List of tasks
a. In the response to the referees, copy the text between "Author comments upon" and "metrics in cosmology.", inclusive.
b. Extend the response to the referees beyond its final sentence.

--- Passage ---

Author comments upon resubmission
We divide the referees’ concerns and suggestions into two categories: “major” will denote concerns requiring additional nontrivial content in the paper, while “minor” will refer to content questions or small changes in the manuscript. The concerns we regard as major are the following
1. S.A.J.’s request for an estimate of conductivity,
2. S.A.J.’s request for more information on the relation of the fully-quantum picture to the geodesic flow
3. The request by referee 2 to discuss the applicability of our results and methods to important spacetime metrics in cosmology.
We first respond to these major concerns:
1. Quoting S.A.J.:
"The eventual goal of any mathematical modeling is to compute a measurable quantity. The (null) geodesics studied in this paper are not directly measurable. A simple estimate of conductivity and the role of attractors and collimator singularities in conductivity is missing."
"What is missing in this paper, is the implications of collimination and absorption of geodesics in transport properteis? What can be implied e.g. about the conductivity tensor for the nematic and isotropic singularities?"
We agree that the eventual computation of a measurable quantity (e.g., conductivity) is the ultimate goal and a numerical treatment of diffusion exponents and effects of QGD on conductivity remain a future research goal. Indeed, early numerical results show that weak QGD give diffusive behavior of geodesics, with average distance from the origin scaling as the square root of time, as expected. We hope to determine the effects of singularity proliferation on this as QGD disorder strength is enhanced to O(1); however, accurately extracting the effects of the singularities has turned out to be a surprisingly non-trivial technical issue due to a certain unexpected phenomena where geodesics can become trapped in extremely high-frequency meta-stable orbits. Treating these correctly seems to require an extremely small time-step. Over the time scales needed to extract the asymptotic diffusive character of QGD, these trajectories cannot be ignored. Further, throwing these trajectories out would ignore important data on the true effects of singularities on diffusion of geodesics. While we hope to overcome this issue in the future, the difficulties we encountered here have led us to publish this first work focusing on the interesting elementary geometric effects of the singularities and geodesics, without a heavy discussion of numerical simulation results.

--- Data listing ---

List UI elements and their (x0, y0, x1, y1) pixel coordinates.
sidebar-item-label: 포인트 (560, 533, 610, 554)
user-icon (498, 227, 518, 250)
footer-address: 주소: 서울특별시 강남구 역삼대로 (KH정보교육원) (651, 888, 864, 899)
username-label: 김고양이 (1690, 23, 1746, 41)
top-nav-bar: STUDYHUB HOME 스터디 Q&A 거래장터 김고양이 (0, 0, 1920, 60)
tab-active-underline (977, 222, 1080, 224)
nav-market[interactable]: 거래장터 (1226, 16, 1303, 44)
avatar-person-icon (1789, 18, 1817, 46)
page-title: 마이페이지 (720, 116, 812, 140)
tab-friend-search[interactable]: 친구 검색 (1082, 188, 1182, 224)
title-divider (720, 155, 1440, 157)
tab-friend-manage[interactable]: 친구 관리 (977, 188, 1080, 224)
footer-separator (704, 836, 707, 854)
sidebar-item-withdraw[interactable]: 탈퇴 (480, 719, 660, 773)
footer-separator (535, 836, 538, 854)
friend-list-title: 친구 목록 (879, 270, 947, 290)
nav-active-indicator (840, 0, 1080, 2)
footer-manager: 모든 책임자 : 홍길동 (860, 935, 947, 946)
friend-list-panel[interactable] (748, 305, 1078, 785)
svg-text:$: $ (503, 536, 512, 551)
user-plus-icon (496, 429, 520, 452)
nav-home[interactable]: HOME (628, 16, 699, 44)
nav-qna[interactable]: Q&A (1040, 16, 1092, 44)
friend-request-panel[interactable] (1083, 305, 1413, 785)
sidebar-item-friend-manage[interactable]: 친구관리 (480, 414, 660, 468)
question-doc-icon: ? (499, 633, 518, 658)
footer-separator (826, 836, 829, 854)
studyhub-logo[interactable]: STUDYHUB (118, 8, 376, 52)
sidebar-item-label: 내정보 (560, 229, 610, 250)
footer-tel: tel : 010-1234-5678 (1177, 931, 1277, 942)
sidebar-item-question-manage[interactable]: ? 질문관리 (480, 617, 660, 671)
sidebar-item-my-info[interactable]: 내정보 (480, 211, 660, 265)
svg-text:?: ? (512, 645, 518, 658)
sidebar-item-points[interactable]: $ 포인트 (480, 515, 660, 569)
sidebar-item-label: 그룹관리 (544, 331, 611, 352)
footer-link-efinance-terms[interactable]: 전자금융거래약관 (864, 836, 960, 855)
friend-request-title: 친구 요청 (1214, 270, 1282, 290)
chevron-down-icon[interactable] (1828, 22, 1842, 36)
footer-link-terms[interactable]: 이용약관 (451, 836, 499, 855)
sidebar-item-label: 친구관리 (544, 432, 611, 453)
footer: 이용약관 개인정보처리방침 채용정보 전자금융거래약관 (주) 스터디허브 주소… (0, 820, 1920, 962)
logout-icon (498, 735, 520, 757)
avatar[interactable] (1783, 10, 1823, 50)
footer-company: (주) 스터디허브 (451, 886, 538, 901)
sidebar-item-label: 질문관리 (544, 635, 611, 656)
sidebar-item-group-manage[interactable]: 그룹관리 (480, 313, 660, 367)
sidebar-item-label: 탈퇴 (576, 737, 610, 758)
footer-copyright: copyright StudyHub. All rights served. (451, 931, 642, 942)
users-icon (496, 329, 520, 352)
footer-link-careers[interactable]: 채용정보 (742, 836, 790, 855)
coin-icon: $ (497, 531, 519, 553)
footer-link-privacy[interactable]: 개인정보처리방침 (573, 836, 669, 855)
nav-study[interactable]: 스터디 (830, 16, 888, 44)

---

Solved problems
a.
Author comments upon resubmission
We divide the referees’ concerns and suggestions into two categories: “major” will denote concerns requiring additional nontrivial content in the paper, while “minor” will refer to content questions or small changes in the manuscript. The concerns we regard as major are the following
1. S.A.J.’s request for an estimate of conductivity,
2. S.A.J.’s request for more information on the relation of the fully-quantum picture to the geodesic flow
3. The request by referee 2 to discuss the applicability of our results and methods to important spacetime metrics in cosmology.

b.
We note that effects of weak geodesic scattering in kinetic theory have been considered before in other context [1], but since our focus is on the effects of the singularities formed at strong disorder, we feel a treatment like this would be too far from our central message to include in the current manuscript.
For these reasons, we would like to avoid getting into a discussion of the influence of QGD singularities on conductance, and leave this topic for future work.
2. Quoting S.A.J.:
"As pointed out in the introduction, the null geodesics play a role in shaping the quantum mechanical wave function. Authors have meticulously computed null geodesics for interesting solvable toy models. But there is no comment/thoughts about possible roles of these (classical) solutions for the corresponding quantum mechanical problem."
"Classically geodesics of isotropic singularities are absorbed by the singularities. Would that quantum mechanically correspond to possible bound state? If yes, does it imply that isotropic singularities are more efficient in forming Anderson insulator?"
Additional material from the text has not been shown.